Records
┌──

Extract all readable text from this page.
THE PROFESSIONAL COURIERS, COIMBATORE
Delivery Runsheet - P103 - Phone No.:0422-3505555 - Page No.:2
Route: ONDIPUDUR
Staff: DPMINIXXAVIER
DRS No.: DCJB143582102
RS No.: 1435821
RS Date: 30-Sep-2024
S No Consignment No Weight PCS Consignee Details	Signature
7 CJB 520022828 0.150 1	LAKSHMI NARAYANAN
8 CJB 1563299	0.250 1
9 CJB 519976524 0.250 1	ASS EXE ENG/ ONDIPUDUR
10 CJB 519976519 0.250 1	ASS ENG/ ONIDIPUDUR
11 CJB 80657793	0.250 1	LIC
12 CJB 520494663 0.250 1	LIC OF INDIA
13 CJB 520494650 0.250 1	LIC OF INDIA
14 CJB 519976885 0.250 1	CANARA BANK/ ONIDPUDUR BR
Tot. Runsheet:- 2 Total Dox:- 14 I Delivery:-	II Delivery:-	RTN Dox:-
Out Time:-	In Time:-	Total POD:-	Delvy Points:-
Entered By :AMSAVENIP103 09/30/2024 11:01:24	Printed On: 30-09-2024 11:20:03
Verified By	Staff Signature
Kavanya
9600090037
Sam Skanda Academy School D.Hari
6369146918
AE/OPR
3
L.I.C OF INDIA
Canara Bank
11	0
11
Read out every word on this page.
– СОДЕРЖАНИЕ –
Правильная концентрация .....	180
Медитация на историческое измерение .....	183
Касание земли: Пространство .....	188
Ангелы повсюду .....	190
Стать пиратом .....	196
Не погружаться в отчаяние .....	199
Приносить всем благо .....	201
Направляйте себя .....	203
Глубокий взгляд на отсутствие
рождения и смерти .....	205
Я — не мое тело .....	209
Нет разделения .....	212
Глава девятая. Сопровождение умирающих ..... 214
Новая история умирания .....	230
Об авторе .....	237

└──

Reproduce the final stretch of the data above: every line from the one holding "Read out every word on this page." through the end, inclusive, exactly as written and nothing else.

- Written solution:
Read out every word on this page.
– СОДЕРЖАНИЕ –
Правильная концентрация .....	180
Медитация на историческое измерение .....	183
Касание земли: Пространство .....	188
Ангелы повсюду .....	190
Стать пиратом .....	196
Не погружаться в отчаяние .....	199
Приносить всем благо .....	201
Направляйте себя .....	203
Глубокий взгляд на отсутствие
рождения и смерти .....	205
Я — не мое тело .....	209
Нет разделения .....	212
Глава девятая. Сопровождение умирающих ..... 214
Новая история умирания .....	230
Об авторе .....	237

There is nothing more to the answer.